> TO DO
Report all lines from the entries below in which "Hình" appears.

··· DATA ENTRIES ···

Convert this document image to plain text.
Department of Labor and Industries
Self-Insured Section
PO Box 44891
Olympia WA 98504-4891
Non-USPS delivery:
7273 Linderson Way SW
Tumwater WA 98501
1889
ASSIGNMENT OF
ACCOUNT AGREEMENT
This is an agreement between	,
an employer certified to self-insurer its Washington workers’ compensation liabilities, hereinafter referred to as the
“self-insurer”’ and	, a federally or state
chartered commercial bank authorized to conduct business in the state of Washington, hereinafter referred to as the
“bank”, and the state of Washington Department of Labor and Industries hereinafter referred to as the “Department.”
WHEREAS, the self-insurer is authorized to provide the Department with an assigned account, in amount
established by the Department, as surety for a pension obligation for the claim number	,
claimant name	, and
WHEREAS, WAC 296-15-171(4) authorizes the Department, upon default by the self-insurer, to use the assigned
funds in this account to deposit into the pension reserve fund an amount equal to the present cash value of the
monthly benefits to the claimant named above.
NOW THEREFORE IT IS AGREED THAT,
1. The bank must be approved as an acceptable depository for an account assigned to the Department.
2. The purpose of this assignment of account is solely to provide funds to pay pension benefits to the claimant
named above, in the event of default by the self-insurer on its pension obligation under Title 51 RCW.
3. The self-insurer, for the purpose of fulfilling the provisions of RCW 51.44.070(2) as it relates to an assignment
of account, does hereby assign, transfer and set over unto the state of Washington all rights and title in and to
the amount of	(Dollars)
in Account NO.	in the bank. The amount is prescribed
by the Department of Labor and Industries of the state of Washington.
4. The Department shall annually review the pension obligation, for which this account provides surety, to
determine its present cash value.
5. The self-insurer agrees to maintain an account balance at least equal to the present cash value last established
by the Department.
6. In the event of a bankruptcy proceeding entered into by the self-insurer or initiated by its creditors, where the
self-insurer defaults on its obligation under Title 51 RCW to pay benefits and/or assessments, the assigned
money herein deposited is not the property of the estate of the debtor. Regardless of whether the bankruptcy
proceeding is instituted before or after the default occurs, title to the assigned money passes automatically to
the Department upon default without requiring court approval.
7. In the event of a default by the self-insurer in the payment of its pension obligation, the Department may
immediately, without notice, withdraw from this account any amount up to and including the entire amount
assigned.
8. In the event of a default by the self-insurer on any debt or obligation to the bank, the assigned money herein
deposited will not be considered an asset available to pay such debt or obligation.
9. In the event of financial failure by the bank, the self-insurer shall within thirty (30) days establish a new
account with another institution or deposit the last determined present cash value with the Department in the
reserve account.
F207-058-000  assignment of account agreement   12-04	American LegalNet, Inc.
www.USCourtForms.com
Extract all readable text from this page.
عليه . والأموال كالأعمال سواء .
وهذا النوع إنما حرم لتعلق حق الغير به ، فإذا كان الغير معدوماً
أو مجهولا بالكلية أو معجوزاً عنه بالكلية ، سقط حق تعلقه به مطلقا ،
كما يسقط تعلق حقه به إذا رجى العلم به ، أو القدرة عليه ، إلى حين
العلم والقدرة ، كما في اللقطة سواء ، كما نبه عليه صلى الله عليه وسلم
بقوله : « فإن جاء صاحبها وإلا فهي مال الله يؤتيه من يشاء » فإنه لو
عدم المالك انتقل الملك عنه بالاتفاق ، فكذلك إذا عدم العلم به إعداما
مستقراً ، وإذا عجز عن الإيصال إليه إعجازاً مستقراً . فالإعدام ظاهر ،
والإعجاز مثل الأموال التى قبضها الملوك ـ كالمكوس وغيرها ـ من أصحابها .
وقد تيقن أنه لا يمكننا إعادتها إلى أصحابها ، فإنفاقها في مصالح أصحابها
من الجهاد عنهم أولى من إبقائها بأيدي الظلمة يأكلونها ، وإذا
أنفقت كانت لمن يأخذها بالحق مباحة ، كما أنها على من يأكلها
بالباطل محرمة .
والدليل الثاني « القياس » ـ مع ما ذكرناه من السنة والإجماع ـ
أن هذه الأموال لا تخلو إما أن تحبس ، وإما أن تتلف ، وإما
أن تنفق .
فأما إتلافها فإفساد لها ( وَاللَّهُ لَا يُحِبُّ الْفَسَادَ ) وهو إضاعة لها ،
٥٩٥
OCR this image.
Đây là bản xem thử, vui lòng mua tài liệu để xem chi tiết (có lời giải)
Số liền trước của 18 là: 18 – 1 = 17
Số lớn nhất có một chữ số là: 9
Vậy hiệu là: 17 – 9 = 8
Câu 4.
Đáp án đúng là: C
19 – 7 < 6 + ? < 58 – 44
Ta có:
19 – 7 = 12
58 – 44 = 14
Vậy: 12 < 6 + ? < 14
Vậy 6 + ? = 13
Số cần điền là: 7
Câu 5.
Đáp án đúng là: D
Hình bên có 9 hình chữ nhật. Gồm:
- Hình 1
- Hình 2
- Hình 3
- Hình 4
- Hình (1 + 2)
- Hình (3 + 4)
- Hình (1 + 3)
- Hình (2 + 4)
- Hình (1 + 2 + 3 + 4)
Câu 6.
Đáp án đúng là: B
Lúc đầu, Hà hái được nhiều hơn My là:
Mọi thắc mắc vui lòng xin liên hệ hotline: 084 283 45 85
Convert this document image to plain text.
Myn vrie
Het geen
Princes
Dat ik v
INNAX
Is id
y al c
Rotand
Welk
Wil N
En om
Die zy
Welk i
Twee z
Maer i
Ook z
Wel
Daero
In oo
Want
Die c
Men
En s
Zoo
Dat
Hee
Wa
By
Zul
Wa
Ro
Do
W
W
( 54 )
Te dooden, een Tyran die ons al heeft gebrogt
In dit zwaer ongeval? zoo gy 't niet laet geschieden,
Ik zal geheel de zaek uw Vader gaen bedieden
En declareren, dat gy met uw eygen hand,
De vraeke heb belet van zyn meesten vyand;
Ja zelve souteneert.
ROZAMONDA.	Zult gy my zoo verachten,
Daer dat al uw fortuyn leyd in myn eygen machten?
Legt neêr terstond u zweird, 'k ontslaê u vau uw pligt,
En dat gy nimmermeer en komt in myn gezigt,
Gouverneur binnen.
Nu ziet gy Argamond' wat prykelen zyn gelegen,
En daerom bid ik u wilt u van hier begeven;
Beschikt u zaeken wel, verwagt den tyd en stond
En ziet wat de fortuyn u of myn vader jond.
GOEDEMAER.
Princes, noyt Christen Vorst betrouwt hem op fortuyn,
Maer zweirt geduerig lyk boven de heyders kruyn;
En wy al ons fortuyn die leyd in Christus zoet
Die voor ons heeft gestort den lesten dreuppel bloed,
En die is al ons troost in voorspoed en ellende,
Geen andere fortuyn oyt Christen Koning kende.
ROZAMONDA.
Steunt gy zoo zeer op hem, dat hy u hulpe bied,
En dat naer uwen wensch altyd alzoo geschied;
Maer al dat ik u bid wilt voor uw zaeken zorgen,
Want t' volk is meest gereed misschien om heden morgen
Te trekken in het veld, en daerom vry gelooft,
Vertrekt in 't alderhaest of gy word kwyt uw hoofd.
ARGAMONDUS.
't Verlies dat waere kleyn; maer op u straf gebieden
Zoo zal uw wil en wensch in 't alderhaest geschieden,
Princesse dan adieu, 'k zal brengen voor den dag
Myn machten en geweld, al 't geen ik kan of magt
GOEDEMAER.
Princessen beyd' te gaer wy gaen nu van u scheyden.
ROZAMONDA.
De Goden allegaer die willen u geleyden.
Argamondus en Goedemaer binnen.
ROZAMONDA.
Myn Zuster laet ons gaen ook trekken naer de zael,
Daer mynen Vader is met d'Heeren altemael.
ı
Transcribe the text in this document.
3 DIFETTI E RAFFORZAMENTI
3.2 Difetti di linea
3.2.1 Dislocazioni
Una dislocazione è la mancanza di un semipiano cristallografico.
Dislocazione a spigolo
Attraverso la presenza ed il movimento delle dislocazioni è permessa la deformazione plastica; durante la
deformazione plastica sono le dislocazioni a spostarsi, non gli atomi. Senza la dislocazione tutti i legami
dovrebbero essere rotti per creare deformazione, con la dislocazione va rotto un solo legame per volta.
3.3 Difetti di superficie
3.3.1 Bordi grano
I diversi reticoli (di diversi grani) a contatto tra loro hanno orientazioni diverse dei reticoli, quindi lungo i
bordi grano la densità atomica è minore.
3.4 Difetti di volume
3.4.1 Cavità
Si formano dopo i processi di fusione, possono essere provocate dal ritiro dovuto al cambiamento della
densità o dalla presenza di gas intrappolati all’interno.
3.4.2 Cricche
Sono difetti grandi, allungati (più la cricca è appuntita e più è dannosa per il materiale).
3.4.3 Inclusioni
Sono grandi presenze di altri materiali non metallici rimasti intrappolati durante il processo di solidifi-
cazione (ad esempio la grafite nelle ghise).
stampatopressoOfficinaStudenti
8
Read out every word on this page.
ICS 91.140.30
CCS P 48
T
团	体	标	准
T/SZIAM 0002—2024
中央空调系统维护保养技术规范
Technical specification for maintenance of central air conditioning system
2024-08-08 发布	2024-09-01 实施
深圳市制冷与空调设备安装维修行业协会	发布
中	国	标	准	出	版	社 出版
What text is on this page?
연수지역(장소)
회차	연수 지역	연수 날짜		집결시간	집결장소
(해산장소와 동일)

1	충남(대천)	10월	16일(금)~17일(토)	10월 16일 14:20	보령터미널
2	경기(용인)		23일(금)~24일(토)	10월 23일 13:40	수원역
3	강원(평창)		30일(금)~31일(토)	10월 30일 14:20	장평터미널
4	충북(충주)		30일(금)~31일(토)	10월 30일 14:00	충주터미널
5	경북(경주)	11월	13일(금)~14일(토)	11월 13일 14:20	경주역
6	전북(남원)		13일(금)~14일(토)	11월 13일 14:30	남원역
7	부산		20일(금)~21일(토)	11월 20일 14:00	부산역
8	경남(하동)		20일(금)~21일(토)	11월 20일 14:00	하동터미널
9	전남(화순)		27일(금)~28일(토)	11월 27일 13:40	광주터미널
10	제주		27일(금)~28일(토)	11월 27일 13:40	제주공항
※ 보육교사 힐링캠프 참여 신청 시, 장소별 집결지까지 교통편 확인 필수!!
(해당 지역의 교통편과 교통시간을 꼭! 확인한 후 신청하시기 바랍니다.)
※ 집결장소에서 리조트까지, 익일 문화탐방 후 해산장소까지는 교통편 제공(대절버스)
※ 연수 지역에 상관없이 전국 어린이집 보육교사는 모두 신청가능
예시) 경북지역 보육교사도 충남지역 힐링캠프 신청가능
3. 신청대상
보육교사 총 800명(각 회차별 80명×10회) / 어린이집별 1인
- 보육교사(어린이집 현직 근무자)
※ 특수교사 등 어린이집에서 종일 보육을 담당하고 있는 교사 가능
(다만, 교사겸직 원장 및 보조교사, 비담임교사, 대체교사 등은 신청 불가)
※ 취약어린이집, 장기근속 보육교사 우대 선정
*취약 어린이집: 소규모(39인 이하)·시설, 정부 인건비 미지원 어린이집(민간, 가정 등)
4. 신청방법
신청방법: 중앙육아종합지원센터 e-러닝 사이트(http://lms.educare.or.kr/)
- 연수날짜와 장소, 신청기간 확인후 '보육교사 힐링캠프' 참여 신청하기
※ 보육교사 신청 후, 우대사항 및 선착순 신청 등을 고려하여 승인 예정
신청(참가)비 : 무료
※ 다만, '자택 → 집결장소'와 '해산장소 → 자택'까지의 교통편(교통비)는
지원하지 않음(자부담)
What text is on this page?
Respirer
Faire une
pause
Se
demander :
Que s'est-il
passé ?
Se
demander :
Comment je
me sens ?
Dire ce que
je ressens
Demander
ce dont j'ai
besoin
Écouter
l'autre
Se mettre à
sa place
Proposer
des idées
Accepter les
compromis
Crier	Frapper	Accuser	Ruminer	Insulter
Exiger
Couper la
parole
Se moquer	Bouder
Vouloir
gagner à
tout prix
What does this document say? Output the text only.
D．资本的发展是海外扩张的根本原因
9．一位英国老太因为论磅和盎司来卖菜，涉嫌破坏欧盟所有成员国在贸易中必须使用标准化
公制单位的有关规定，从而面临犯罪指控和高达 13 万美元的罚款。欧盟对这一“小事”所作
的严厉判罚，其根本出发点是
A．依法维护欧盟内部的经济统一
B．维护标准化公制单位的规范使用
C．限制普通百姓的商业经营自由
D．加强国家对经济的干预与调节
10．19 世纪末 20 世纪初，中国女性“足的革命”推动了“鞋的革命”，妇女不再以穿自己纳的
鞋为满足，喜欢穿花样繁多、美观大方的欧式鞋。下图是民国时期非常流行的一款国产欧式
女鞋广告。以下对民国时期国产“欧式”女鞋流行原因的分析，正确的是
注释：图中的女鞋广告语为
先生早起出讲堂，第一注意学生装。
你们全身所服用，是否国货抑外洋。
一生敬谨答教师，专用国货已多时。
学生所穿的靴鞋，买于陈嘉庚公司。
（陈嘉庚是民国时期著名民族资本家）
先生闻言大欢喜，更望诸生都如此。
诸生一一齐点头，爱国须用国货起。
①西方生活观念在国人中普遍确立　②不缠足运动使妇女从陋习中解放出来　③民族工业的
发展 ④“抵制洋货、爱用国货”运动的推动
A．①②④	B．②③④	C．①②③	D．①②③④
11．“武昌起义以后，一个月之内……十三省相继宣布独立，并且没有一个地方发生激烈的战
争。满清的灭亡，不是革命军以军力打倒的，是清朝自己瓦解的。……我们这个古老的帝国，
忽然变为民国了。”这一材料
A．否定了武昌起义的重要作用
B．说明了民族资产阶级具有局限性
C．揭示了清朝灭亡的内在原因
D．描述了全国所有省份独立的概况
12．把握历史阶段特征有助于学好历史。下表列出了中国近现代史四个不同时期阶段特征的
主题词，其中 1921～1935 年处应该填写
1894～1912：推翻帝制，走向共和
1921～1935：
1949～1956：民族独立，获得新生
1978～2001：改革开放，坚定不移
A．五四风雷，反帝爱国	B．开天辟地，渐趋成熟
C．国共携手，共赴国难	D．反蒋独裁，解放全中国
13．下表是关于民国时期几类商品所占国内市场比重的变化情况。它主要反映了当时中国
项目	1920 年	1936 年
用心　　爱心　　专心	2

···

> RESPONSE
Hình bên có 9 hình chữ nhật. Gồm:
- Hình 1
- Hình 2
- Hình 3
- Hình 4
- Hình (1 + 2)
- Hình (3 + 4)
- Hình (1 + 3)
- Hình (2 + 4)
- Hình (1 + 2 + 3 + 4)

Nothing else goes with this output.